Text provided |
________________________

Don’t you think a peaceful story like this deserves to exist too? 🥖
I know everyone here just wants to see my drawings and nobody cares about the story, but I still want to write everything down, sharing my joy, gratitude and hardships.
This long, long story dates back to last June. I mentioned before that I watched the Les Mis World Tour staged concert before. To be honest, it is not an exaggeration to say that I was saved by this fabulous performance —and also by Bradley Jaden.
I had been preparing for the college entrance exam since July 2024. Since I had studied Studying for that tedious exam for a whole year drove me insane. I had lost all my confidence and courage before June last year. I questioned everything, including the meaning of life. Even though I tried to watch some movies, read some books, and remind myself that I would go to Les Mis in June to motivate myself, the happiness from those activities faded away quickly. Those reminders seemed useless in front of such a gloomy and lonely life. Despair and anxiety affected me to the extent that I almost cried every day. All I prayed for was to skip to July, when the exam would be held.
The most difficult time was last May. The desire to watch Les Mis in person was no longer a solid reason to stay alive. The only thing I wanted was relief. I lived like a ghost every day. It felt like I was just “functioning,” not “alive.” Nausea and exhaustion seized me every day. Sometimes I had less than one meal a day because of those unpleasant problems.
But as the opening of the Les Mis World Tour drew near, I still managed to do some research on the cast. It was around that time that I got to know about Bradley and became hooked on his extraordinary performance. I was also moved by the interview with Ramin in The Hang. So I wrote him a small card and wanted to give it to him directly at the stage door.
Then the day of the performance came, still feeling unwell so I started to hope I wouldn’t throw up in the magnificent venue…
(tbh that was the first time I went to the National Theater, and it is such a splendid venue!!! It’s exactly how I imagine a theater should be. I love the comfortable red seats and the air conditioning)
There is no need to explain how incredible the performance was…. As the first chords from the orchestra hit me, all the unpleasant feelings seemed to be blown away with them.
Although I didn’t cry much because I still needed more time to regain my feelings and recover from all of this, I enjoyed every moment of it.

________________________

Set task A |
Which lines in the entries contain the string "SPLITTER"? Locate and copy each one, treating case as significant.
The Les Mis story has no connection to the entries that come next.

________________________

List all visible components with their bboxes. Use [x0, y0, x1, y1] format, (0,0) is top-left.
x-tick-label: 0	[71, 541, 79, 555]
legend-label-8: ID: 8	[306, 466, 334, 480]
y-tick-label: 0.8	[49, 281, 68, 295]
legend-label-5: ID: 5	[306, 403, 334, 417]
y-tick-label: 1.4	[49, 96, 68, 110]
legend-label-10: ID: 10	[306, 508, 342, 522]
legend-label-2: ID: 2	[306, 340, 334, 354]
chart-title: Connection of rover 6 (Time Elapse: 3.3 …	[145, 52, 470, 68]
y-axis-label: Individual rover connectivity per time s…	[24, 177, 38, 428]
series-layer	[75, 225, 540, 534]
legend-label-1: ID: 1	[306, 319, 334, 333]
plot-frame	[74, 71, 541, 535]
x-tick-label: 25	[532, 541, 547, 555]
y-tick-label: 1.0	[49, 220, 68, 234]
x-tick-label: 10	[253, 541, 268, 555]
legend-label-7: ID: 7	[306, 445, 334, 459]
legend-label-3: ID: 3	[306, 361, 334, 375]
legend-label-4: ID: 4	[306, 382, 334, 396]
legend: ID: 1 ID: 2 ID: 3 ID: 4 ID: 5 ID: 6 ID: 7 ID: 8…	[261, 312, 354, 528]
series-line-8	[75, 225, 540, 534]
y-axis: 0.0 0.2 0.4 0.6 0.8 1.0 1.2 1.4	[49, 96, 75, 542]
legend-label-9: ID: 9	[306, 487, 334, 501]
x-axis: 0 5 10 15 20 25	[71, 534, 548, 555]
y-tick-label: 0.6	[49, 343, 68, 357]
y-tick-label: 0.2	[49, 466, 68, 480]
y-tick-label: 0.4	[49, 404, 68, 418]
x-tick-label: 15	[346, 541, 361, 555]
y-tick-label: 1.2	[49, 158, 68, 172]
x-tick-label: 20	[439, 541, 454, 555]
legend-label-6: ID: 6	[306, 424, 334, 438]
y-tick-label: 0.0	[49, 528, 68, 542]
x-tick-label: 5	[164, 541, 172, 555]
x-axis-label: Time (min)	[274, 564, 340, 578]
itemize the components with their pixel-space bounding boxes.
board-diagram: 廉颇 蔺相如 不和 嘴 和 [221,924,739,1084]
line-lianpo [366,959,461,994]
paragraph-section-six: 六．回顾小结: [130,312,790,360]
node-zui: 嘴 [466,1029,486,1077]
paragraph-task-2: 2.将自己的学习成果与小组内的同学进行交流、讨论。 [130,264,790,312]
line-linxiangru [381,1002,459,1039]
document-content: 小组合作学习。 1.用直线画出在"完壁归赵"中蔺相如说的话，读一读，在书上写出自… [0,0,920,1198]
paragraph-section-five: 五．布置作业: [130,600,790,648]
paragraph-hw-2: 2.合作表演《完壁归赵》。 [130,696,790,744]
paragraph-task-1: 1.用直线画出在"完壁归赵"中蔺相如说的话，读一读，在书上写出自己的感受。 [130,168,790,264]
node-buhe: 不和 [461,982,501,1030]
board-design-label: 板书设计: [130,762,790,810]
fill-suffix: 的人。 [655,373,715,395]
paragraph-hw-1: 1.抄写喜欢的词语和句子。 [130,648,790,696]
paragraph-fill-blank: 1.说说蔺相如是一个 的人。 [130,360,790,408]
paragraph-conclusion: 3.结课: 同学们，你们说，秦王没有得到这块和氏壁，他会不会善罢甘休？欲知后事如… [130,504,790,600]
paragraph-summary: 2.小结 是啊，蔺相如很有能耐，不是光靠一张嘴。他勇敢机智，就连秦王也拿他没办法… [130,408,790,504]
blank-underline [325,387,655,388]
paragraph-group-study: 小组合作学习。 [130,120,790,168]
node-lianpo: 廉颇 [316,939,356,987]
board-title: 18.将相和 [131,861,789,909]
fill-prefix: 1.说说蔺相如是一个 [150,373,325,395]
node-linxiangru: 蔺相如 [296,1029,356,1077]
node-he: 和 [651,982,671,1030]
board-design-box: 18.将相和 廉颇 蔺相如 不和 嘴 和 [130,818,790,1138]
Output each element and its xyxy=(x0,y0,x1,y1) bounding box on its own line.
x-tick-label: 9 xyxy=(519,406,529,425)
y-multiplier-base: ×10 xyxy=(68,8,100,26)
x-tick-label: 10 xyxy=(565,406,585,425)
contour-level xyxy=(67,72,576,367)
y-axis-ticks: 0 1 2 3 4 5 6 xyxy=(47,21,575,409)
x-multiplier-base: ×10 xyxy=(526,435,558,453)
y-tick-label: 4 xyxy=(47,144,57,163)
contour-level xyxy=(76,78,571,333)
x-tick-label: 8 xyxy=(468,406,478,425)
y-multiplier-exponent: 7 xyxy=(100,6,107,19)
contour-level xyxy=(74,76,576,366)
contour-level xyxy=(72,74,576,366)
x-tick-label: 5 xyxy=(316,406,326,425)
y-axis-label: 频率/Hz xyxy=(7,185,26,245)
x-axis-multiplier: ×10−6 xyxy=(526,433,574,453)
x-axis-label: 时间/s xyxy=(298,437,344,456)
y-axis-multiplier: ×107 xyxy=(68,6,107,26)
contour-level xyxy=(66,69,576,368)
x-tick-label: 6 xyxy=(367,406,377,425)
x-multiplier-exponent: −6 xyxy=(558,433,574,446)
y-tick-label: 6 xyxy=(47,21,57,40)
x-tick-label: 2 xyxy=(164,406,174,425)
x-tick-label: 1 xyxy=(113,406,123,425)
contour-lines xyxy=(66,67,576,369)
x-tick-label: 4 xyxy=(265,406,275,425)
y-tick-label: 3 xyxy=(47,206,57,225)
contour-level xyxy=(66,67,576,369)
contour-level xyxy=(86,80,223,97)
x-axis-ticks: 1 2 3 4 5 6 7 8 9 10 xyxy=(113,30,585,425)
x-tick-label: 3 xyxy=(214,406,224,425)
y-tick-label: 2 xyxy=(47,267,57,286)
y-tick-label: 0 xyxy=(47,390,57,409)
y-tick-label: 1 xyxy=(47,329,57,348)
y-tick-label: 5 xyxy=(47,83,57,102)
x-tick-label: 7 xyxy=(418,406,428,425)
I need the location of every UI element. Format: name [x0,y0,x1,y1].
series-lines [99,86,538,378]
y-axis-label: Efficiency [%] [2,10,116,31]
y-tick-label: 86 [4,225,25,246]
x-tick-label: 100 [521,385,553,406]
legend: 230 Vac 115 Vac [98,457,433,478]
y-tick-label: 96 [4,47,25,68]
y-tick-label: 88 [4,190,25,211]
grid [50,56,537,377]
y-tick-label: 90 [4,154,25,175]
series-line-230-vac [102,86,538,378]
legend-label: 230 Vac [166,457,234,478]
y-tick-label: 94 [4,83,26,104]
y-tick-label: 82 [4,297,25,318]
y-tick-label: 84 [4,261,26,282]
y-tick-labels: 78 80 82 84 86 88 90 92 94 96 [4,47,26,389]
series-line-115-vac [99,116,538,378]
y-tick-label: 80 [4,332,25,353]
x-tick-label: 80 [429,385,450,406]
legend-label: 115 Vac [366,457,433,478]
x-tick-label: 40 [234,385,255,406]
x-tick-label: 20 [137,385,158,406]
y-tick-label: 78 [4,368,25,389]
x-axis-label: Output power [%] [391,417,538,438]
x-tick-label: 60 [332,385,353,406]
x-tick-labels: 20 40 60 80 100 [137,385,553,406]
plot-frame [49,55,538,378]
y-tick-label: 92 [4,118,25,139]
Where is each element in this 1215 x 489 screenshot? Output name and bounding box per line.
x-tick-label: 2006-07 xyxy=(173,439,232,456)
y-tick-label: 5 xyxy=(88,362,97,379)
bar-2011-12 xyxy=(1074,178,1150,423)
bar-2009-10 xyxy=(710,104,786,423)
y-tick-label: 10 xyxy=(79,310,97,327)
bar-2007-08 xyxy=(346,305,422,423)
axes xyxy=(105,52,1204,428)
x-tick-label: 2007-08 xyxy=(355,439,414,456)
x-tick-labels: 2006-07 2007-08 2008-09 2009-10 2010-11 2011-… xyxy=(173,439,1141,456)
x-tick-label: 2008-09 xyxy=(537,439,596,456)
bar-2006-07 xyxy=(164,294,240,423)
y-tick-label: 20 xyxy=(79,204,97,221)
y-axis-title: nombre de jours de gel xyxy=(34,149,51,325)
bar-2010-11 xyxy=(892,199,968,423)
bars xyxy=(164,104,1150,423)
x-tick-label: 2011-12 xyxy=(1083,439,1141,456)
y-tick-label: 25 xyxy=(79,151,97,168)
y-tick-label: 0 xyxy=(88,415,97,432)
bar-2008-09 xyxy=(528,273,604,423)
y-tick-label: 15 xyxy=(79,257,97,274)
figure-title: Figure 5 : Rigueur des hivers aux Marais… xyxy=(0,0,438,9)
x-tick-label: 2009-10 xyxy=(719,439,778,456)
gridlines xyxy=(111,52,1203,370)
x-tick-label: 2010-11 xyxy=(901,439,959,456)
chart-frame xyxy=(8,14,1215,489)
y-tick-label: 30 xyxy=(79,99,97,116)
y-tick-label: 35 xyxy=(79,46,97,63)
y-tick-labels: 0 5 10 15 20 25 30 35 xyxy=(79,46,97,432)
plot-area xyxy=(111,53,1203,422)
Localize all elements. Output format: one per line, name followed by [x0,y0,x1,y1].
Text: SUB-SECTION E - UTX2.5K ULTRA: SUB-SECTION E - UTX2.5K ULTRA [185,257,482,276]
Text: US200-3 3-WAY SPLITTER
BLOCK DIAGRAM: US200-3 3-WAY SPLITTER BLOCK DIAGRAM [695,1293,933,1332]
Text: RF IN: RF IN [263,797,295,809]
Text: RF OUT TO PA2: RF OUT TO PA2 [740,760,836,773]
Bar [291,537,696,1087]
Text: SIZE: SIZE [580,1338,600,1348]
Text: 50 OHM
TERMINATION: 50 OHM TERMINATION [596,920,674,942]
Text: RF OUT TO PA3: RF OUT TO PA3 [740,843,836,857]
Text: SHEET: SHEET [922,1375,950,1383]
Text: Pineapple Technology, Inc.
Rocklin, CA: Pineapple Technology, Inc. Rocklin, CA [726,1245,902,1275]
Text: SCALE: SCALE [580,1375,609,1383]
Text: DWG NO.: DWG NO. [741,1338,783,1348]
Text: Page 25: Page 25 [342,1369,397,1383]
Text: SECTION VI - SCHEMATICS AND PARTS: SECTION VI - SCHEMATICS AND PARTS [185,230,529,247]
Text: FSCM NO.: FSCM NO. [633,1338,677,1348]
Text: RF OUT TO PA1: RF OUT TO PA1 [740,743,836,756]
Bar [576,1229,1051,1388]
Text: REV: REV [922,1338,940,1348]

________________________

Set task B |
In the Les Mis story, since when had the writer been preparing for the college entrance exam?

Problem solution A |
Text: US200-3 3-WAY SPLITTER
BLOCK DIAGRAM: US200-3 3-WAY SPLITTER BLOCK DIAGRAM [695,1293,933,1332]

Problem solution B |
Since July 2024.